Collected data
**********

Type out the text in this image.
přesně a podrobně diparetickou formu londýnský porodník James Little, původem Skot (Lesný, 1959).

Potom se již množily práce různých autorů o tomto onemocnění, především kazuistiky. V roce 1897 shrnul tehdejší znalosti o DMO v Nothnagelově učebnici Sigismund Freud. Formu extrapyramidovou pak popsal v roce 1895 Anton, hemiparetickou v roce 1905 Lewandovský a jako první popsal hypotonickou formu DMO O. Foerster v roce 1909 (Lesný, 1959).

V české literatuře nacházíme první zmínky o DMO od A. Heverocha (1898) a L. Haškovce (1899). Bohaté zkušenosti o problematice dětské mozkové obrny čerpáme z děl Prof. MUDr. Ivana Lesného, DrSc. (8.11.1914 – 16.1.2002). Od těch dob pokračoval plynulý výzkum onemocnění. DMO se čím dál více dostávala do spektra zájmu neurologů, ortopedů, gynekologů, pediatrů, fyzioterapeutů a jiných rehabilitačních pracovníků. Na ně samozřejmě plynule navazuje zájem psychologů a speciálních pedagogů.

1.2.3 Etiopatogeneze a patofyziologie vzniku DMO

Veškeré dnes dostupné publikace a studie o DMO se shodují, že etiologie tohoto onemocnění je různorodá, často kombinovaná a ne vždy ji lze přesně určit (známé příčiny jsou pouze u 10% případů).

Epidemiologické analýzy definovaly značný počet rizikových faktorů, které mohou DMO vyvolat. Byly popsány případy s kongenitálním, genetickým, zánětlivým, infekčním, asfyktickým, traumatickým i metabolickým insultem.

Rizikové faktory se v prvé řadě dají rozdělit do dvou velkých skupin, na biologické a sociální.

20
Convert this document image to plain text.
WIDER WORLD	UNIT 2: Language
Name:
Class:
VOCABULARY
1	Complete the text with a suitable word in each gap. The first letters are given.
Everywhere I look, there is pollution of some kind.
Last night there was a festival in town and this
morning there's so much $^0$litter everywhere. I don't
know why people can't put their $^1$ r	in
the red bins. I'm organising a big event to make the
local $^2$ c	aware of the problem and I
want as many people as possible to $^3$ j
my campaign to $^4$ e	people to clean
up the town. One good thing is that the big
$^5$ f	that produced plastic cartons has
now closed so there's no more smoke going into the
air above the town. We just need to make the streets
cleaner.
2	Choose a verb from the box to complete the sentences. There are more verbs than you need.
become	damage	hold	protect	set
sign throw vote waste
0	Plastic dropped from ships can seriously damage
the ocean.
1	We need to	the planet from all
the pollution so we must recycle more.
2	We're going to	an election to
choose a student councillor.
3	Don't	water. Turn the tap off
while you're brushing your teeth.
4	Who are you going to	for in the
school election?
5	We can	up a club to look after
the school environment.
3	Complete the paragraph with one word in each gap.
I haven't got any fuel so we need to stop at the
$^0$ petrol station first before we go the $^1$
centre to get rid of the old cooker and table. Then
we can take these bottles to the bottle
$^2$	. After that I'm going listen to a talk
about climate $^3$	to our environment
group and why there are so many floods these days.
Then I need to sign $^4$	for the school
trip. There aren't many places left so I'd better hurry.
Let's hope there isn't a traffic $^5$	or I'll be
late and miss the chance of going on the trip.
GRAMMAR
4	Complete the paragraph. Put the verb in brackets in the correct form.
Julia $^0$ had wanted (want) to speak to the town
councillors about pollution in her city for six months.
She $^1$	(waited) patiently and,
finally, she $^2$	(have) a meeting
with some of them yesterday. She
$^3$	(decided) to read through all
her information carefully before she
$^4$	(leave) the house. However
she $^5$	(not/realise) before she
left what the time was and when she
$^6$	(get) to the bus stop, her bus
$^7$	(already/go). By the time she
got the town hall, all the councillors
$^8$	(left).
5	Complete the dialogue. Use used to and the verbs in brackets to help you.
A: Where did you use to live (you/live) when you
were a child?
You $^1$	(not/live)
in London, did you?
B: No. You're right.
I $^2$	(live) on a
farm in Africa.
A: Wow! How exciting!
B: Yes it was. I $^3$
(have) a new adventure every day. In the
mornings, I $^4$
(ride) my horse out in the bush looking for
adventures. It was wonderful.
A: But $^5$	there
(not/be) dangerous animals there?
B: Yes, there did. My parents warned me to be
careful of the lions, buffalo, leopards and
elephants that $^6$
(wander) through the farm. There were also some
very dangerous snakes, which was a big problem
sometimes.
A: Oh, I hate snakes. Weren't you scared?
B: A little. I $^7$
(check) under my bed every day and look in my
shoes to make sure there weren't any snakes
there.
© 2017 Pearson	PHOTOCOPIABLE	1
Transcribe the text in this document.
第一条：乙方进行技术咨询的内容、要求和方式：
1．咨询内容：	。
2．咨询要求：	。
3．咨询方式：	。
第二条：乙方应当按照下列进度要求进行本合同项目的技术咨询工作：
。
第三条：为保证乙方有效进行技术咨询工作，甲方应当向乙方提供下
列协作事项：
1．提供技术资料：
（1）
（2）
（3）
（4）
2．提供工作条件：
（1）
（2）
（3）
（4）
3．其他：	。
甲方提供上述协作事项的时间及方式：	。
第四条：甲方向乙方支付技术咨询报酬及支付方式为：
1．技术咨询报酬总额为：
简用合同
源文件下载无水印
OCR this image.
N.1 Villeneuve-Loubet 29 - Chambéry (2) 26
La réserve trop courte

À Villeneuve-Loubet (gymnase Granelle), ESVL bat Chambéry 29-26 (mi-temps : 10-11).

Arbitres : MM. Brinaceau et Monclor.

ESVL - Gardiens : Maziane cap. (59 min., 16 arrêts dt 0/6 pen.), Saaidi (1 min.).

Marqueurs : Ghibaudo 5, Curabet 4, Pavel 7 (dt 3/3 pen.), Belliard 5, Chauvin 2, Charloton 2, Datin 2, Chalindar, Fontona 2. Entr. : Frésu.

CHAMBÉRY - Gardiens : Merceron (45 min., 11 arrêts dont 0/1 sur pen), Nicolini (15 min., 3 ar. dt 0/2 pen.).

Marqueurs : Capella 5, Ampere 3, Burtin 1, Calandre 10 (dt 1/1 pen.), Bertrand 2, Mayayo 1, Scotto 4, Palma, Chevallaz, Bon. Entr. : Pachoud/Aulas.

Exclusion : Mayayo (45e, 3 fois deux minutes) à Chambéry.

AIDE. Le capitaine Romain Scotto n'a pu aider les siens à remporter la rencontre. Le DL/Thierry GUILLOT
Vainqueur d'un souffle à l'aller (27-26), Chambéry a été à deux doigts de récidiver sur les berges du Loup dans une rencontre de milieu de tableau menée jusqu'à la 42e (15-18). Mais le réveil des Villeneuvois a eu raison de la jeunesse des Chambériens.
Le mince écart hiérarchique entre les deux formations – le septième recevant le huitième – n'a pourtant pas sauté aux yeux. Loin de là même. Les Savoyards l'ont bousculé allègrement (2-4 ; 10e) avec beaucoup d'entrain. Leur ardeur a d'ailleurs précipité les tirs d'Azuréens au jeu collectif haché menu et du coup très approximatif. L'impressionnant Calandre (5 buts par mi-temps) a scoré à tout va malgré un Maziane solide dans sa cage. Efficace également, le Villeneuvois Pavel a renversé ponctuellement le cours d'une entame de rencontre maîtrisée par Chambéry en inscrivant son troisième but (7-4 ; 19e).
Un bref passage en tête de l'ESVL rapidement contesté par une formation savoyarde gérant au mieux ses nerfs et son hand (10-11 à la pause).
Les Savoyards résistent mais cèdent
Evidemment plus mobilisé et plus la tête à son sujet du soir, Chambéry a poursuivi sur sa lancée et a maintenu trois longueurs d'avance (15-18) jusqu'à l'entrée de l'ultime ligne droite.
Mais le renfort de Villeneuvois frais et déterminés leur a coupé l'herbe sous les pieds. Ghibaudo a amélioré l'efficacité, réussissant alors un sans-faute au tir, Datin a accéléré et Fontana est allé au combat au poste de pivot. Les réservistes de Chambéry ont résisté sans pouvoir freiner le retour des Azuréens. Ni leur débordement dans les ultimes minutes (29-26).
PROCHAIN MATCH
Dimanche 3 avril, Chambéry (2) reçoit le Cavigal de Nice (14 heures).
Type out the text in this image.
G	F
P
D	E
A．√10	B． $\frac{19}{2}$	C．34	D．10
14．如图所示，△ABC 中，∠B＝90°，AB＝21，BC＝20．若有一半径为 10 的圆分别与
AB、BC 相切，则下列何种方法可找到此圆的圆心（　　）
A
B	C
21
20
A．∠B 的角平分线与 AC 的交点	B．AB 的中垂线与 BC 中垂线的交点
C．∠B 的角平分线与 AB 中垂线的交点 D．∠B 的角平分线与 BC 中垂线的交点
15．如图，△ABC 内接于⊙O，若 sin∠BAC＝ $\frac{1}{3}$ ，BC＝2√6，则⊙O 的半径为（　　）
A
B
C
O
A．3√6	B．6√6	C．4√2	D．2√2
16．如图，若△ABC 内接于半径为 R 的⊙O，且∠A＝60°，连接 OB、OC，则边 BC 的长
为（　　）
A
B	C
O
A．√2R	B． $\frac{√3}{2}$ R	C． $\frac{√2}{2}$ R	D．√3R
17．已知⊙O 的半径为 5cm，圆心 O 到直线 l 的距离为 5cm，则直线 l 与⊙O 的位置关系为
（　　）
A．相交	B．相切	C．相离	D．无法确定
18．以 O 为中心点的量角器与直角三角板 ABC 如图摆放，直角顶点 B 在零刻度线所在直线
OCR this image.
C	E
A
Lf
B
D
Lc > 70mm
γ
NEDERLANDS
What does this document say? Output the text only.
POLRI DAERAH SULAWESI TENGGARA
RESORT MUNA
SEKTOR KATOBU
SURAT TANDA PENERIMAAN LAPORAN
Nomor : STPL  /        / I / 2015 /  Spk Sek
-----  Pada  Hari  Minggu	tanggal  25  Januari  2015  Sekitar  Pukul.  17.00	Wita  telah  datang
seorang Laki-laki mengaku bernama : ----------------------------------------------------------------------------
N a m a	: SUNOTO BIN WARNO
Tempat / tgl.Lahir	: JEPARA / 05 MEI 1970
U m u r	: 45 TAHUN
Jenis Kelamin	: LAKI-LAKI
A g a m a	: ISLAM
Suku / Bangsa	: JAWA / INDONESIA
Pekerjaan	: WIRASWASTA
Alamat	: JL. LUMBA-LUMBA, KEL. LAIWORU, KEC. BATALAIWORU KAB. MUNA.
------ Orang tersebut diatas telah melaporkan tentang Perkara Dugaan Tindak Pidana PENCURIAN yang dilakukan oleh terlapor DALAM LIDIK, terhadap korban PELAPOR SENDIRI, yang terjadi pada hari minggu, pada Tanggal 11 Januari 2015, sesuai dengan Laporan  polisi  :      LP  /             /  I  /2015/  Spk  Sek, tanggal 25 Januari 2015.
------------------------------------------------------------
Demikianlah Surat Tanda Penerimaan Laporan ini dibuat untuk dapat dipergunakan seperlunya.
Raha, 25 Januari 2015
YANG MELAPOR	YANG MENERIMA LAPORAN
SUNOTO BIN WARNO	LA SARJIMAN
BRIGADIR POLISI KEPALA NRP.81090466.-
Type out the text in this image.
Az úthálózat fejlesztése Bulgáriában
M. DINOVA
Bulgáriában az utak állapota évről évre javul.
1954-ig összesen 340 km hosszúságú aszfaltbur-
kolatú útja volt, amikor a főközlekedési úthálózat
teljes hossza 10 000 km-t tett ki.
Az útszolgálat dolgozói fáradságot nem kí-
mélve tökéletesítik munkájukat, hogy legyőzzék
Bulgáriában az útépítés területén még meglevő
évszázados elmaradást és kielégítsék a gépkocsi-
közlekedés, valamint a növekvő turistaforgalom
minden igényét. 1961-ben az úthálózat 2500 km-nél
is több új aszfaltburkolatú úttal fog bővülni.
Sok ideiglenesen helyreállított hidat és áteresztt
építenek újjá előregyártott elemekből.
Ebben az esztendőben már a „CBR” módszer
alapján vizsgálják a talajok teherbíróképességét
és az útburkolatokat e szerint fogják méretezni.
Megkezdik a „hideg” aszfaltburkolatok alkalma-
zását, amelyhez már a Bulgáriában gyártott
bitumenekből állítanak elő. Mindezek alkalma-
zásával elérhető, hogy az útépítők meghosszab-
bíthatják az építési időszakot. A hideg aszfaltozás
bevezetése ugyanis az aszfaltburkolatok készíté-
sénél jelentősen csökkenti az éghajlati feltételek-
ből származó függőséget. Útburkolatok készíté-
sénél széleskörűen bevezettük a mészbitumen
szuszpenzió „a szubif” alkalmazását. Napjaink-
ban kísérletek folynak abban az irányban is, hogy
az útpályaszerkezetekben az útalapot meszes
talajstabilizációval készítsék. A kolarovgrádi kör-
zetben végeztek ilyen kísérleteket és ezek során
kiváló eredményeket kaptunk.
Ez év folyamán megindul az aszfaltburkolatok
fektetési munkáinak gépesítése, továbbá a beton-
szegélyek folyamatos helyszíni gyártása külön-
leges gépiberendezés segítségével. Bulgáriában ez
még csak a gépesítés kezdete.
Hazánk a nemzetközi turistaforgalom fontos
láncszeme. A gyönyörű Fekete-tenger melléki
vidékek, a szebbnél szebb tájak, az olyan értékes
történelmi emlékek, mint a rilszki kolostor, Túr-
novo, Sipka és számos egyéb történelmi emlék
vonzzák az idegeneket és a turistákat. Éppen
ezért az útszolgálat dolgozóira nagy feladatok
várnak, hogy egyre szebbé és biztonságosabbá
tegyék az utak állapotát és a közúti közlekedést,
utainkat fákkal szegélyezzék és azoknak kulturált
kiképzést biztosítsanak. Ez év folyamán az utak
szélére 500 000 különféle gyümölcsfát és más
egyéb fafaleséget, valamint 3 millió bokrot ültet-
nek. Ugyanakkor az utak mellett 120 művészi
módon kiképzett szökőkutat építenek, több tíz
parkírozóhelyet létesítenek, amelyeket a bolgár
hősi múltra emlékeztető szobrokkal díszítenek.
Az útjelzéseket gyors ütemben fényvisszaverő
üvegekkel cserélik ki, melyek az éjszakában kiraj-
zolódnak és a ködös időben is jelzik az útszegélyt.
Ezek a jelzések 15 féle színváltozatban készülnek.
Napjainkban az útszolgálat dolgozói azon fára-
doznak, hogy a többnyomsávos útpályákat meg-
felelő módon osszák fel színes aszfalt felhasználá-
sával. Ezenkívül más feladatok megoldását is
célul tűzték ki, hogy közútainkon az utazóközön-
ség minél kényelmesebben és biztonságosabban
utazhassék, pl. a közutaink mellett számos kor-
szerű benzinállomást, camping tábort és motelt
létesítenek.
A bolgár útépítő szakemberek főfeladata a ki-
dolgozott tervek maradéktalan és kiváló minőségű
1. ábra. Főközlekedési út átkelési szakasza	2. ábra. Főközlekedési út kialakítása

**********

DIRECTIONS: Search the lines for "people". Copy each line that has it.

RESULT OF THE EXERCISE:
know why people can't put their $^1$ r	in
want as many people as possible to $^3$ j
my campaign to $^4$ e	people to clean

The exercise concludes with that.